• The exercise:
Output every line exactly as written. Leave out pictures.

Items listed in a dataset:
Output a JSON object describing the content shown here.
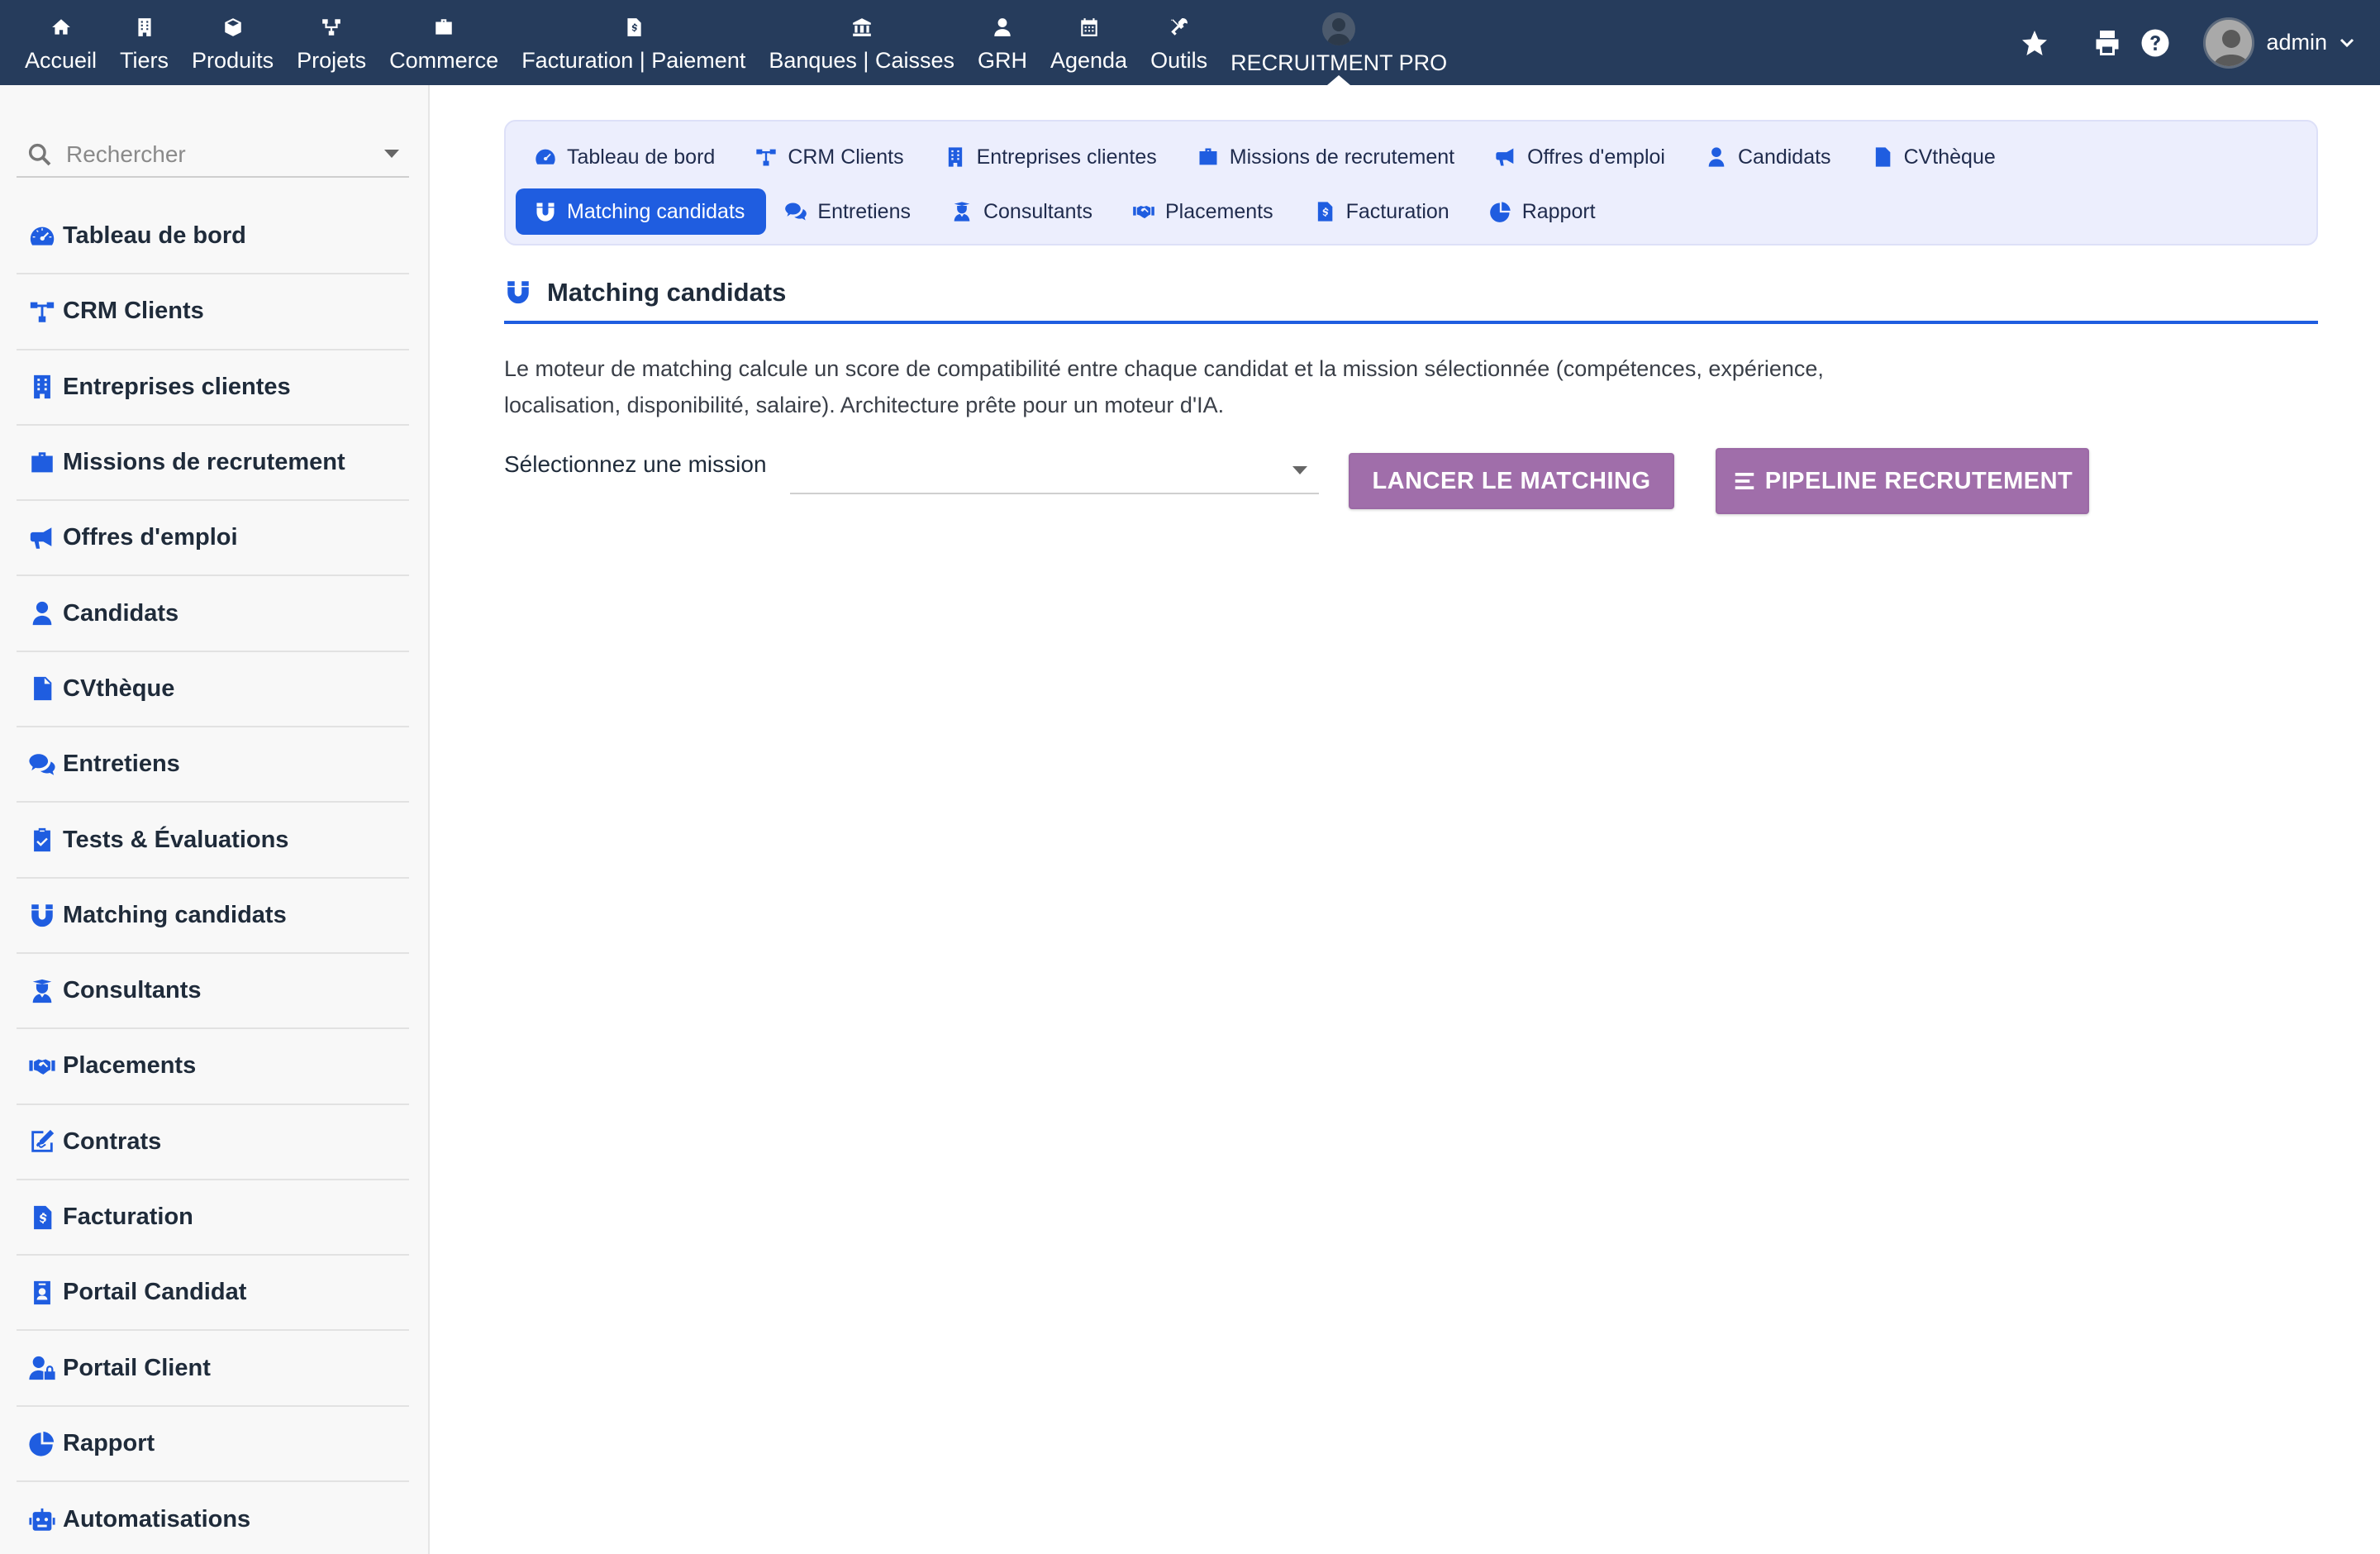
{
  "topnav": {
    "items": [
      {
        "label": "Accueil",
        "icon": "home-icon"
      },
      {
        "label": "Tiers",
        "icon": "building-icon"
      },
      {
        "label": "Produits",
        "icon": "cube-icon"
      },
      {
        "label": "Projets",
        "icon": "sitemap-icon"
      },
      {
        "label": "Commerce",
        "icon": "briefcase-icon"
      },
      {
        "label": "Facturation | Paiement",
        "icon": "invoice-icon"
      },
      {
        "label": "Banques | Caisses",
        "icon": "bank-icon"
      },
      {
        "label": "GRH",
        "icon": "user-icon"
      },
      {
        "label": "Agenda",
        "icon": "calendar-icon"
      },
      {
        "label": "Outils",
        "icon": "tools-icon"
      },
      {
        "label": "RECRUITMENT PRO",
        "icon": "avatar-icon",
        "active": true
      }
    ],
    "user": "admin"
  },
  "sidebar": {
    "search_placeholder": "Rechercher",
    "items": [
      {
        "label": "Tableau de bord",
        "icon": "dashboard-icon"
      },
      {
        "label": "CRM Clients",
        "icon": "sitemap-icon"
      },
      {
        "label": "Entreprises clientes",
        "icon": "building-icon"
      },
      {
        "label": "Missions de recrutement",
        "icon": "briefcase-icon"
      },
      {
        "label": "Offres d'emploi",
        "icon": "megaphone-icon"
      },
      {
        "label": "Candidats",
        "icon": "user-icon"
      },
      {
        "label": "CVthèque",
        "icon": "file-icon"
      },
      {
        "label": "Entretiens",
        "icon": "comments-icon"
      },
      {
        "label": "Tests & Évaluations",
        "icon": "clipboard-check-icon"
      },
      {
        "label": "Matching candidats",
        "icon": "magnet-icon"
      },
      {
        "label": "Consultants",
        "icon": "user-tie-icon"
      },
      {
        "label": "Placements",
        "icon": "handshake-icon"
      },
      {
        "label": "Contrats",
        "icon": "signature-icon"
      },
      {
        "label": "Facturation",
        "icon": "invoice-icon"
      },
      {
        "label": "Portail Candidat",
        "icon": "id-badge-icon"
      },
      {
        "label": "Portail Client",
        "icon": "user-lock-icon"
      },
      {
        "label": "Rapport",
        "icon": "chart-pie-icon"
      },
      {
        "label": "Automatisations",
        "icon": "robot-icon"
      }
    ]
  },
  "tabs": {
    "row1": [
      {
        "label": "Tableau de bord",
        "icon": "dashboard-icon"
      },
      {
        "label": "CRM Clients",
        "icon": "sitemap-icon"
      },
      {
        "label": "Entreprises clientes",
        "icon": "building-icon"
      },
      {
        "label": "Missions de recrutement",
        "icon": "briefcase-icon"
      },
      {
        "label": "Offres d'emploi",
        "icon": "megaphone-icon"
      },
      {
        "label": "Candidats",
        "icon": "user-icon"
      },
      {
        "label": "CVthèque",
        "icon": "file-icon"
      }
    ],
    "row2": [
      {
        "label": "Matching candidats",
        "icon": "magnet-icon",
        "active": true
      },
      {
        "label": "Entretiens",
        "icon": "comments-icon"
      },
      {
        "label": "Consultants",
        "icon": "user-tie-icon"
      },
      {
        "label": "Placements",
        "icon": "handshake-icon"
      },
      {
        "label": "Facturation",
        "icon": "invoice-icon"
      },
      {
        "label": "Rapport",
        "icon": "chart-pie-icon"
      }
    ]
  },
  "main": {
    "title": "Matching candidats",
    "description_line1": "Le moteur de matching calcule un score de compatibilité entre chaque candidat et la mission sélectionnée (compétences, expérience,",
    "description_line2": "localisation, disponibilité, salaire). Architecture prête pour un moteur d'IA.",
    "mission_label": "Sélectionnez une mission",
    "mission_value": "",
    "launch_button": "LANCER LE MATCHING",
    "pipeline_button": "PIPELINE RECRUTEMENT"
  },
  "colors": {
    "topbar": "#263c5c",
    "accent": "#1f5de0",
    "button_purple": "#a06eaa",
    "tabs_bg": "#eceefd"
  }
}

• Correct answer:
Output a JSON object describing the content shown here.
{
  "topnav": {
    "items": [
      {
        "label": "Accueil",
        "icon": "home-icon"
      },
      {
        "label": "Tiers",
        "icon": "building-icon"
      },
      {
        "label": "Produits",
        "icon": "cube-icon"
      },
      {
        "label": "Projets",
        "icon": "sitemap-icon"
      },
      {
        "label": "Commerce",
        "icon": "briefcase-icon"
      },
      {
        "label": "Facturation | Paiement",
        "icon": "invoice-icon"
      },
      {
        "label": "Banques | Caisses",
        "icon": "bank-icon"
      },
      {
        "label": "GRH",
        "icon": "user-icon"
      },
      {
        "label": "Agenda",
        "icon": "calendar-icon"
      },
      {
        "label": "Outils",
        "icon": "tools-icon"
      },
      {
        "label": "RECRUITMENT PRO",
        "icon": "avatar-icon",
        "active": true
      }
    ],
    "user": "admin"
  },
  "sidebar": {
    "search_placeholder": "Rechercher",
    "items": [
      {
        "label": "Tableau de bord",
        "icon": "dashboard-icon"
      },
      {
        "label": "CRM Clients",
        "icon": "sitemap-icon"
      },
      {
        "label": "Entreprises clientes",
        "icon": "building-icon"
      },
      {
        "label": "Missions de recrutement",
        "icon": "briefcase-icon"
      },
      {
        "label": "Offres d'emploi",
        "icon": "megaphone-icon"
      },
      {
        "label": "Candidats",
        "icon": "user-icon"
      },
      {
        "label": "CVthèque",
        "icon": "file-icon"
      },
      {
        "label": "Entretiens",
        "icon": "comments-icon"
      },
      {
        "label": "Tests & Évaluations",
        "icon": "clipboard-check-icon"
      },
      {
        "label": "Matching candidats",
        "icon": "magnet-icon"
      },
      {
        "label": "Consultants",
        "icon": "user-tie-icon"
      },
      {
        "label": "Placements",
        "icon": "handshake-icon"
      },
      {
        "label": "Contrats",
        "icon": "signature-icon"
      },
      {
        "label": "Facturation",
        "icon": "invoice-icon"
      },
      {
        "label": "Portail Candidat",
        "icon": "id-badge-icon"
      },
      {
        "label": "Portail Client",
        "icon": "user-lock-icon"
      },
      {
        "label": "Rapport",
        "icon": "chart-pie-icon"
      },
      {
        "label": "Automatisations",
        "icon": "robot-icon"
      }
    ]
  },
  "tabs": {
    "row1": [
      {
        "label": "Tableau de bord",
        "icon": "dashboard-icon"
      },
      {
        "label": "CRM Clients",
        "icon": "sitemap-icon"
      },
      {
        "label": "Entreprises clientes",
        "icon": "building-icon"
      },
      {
        "label": "Missions de recrutement",
        "icon": "briefcase-icon"
      },
      {
        "label": "Offres d'emploi",
        "icon": "megaphone-icon"
      },
      {
        "label": "Candidats",
        "icon": "user-icon"
      },
      {
        "label": "CVthèque",
        "icon": "file-icon"
      }
    ],
    "row2": [
      {
        "label": "Matching candidats",
        "icon": "magnet-icon",
        "active": true
      },
      {
        "label": "Entretiens",
        "icon": "comments-icon"
      },
      {
        "label": "Consultants",
        "icon": "user-tie-icon"
      },
      {
        "label": "Placements",
        "icon": "handshake-icon"
      },
      {
        "label": "Facturation",
        "icon": "invoice-icon"
      },
      {
        "label": "Rapport",
        "icon": "chart-pie-icon"
      }
    ]
  },
  "main": {
    "title": "Matching candidats",
    "description_line1": "Le moteur de matching calcule un score de compatibilité entre chaque candidat et la mission sélectionnée (compétences, expérience,",
    "description_line2": "localisation, disponibilité, salaire). Architecture prête pour un moteur d'IA.",
    "mission_label": "Sélectionnez une mission",
    "mission_value": "",
    "launch_button": "LANCER LE MATCHING",
    "pipeline_button": "PIPELINE RECRUTEMENT"
  },
  "colors": {
    "topbar": "#263c5c",
    "accent": "#1f5de0",
    "button_purple": "#a06eaa",
    "tabs_bg": "#eceefd"
  }
}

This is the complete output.